- THE REQUEST: Every line of the material is to be repeated exactly as it stands.

- PROVIDED INFORMATION:

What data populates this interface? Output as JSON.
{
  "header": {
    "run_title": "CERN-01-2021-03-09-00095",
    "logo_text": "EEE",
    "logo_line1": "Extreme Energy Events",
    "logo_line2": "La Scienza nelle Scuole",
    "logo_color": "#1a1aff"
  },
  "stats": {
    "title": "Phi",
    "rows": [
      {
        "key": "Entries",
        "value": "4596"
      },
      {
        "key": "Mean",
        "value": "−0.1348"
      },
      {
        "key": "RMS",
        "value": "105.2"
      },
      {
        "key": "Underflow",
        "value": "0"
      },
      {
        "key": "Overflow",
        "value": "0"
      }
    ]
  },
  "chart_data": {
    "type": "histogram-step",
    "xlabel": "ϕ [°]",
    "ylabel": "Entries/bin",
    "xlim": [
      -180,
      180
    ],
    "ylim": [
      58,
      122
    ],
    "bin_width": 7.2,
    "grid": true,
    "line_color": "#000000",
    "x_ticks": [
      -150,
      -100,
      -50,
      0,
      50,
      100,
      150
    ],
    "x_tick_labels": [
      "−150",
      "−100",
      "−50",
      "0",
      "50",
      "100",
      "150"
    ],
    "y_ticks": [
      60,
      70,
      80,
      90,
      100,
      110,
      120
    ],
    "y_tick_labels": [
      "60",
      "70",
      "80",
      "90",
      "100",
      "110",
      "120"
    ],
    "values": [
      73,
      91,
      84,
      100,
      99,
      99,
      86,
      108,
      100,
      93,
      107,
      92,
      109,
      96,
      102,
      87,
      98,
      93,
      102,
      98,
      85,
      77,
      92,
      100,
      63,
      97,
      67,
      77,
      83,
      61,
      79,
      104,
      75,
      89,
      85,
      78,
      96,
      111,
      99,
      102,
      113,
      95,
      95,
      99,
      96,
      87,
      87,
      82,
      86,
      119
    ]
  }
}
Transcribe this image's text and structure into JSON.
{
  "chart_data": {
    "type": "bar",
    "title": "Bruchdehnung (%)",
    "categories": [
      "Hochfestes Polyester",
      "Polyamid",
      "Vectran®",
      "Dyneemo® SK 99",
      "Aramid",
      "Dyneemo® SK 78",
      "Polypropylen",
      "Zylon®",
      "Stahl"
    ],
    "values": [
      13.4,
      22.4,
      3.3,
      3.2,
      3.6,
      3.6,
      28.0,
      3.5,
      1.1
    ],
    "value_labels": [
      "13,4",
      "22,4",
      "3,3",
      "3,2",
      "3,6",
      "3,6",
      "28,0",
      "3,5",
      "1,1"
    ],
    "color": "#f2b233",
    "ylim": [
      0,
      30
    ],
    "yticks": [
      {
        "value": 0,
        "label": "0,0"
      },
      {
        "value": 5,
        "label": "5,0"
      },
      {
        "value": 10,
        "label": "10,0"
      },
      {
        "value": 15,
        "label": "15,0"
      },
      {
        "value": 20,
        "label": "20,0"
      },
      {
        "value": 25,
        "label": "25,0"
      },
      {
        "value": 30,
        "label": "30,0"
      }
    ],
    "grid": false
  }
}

- RESPONSE:
What data populates this interface? Output as JSON.
{
  "header": {
    "run_title": "CERN-01-2021-03-09-00095",
    "logo_text": "EEE",
    "logo_line1": "Extreme Energy Events",
    "logo_line2": "La Scienza nelle Scuole",
    "logo_color": "#1a1aff"
  },
  "stats": {
    "title": "Phi",
    "rows": [
      {
        "key": "Entries",
        "value": "4596"
      },
      {
        "key": "Mean",
        "value": "−0.1348"
      },
      {
        "key": "RMS",
        "value": "105.2"
      },
      {
        "key": "Underflow",
        "value": "0"
      },
      {
        "key": "Overflow",
        "value": "0"
      }
    ]
  },
  "chart_data": {
    "type": "histogram-step",
    "xlabel": "ϕ [°]",
    "ylabel": "Entries/bin",
    "xlim": [
      -180,
      180
    ],
    "ylim": [
      58,
      122
    ],
    "bin_width": 7.2,
    "grid": true,
    "line_color": "#000000",
    "x_ticks": [
      -150,
      -100,
      -50,
      0,
      50,
      100,
      150
    ],
    "x_tick_labels": [
      "−150",
      "−100",
      "−50",
      "0",
      "50",
      "100",
      "150"
    ],
    "y_ticks": [
      60,
      70,
      80,
      90,
      100,
      110,
      120
    ],
    "y_tick_labels": [
      "60",
      "70",
      "80",
      "90",
      "100",
      "110",
      "120"
    ],
    "values": [
      73,
      91,
      84,
      100,
      99,
      99,
      86,
      108,
      100,
      93,
      107,
      92,
      109,
      96,
      102,
      87,
      98,
      93,
      102,
      98,
      85,
      77,
      92,
      100,
      63,
      97,
      67,
      77,
      83,
      61,
      79,
      104,
      75,
      89,
      85,
      78,
      96,
      111,
      99,
      102,
      113,
      95,
      95,
      99,
      96,
      87,
      87,
      82,
      86,
      119
    ]
  }
}
Transcribe this image's text and structure into JSON.
{
  "chart_data": {
    "type": "bar",
    "title": "Bruchdehnung (%)",
    "categories": [
      "Hochfestes Polyester",
      "Polyamid",
      "Vectran®",
      "Dyneemo® SK 99",
      "Aramid",
      "Dyneemo® SK 78",
      "Polypropylen",
      "Zylon®",
      "Stahl"
    ],
    "values": [
      13.4,
      22.4,
      3.3,
      3.2,
      3.6,
      3.6,
      28.0,
      3.5,
      1.1
    ],
    "value_labels": [
      "13,4",
      "22,4",
      "3,3",
      "3,2",
      "3,6",
      "3,6",
      "28,0",
      "3,5",
      "1,1"
    ],
    "color": "#f2b233",
    "ylim": [
      0,
      30
    ],
    "yticks": [
      {
        "value": 0,
        "label": "0,0"
      },
      {
        "value": 5,
        "label": "5,0"
      },
      {
        "value": 10,
        "label": "10,0"
      },
      {
        "value": 15,
        "label": "15,0"
      },
      {
        "value": 20,
        "label": "20,0"
      },
      {
        "value": 25,
        "label": "25,0"
      },
      {
        "value": 30,
        "label": "30,0"
      }
    ],
    "grid": false
  }
}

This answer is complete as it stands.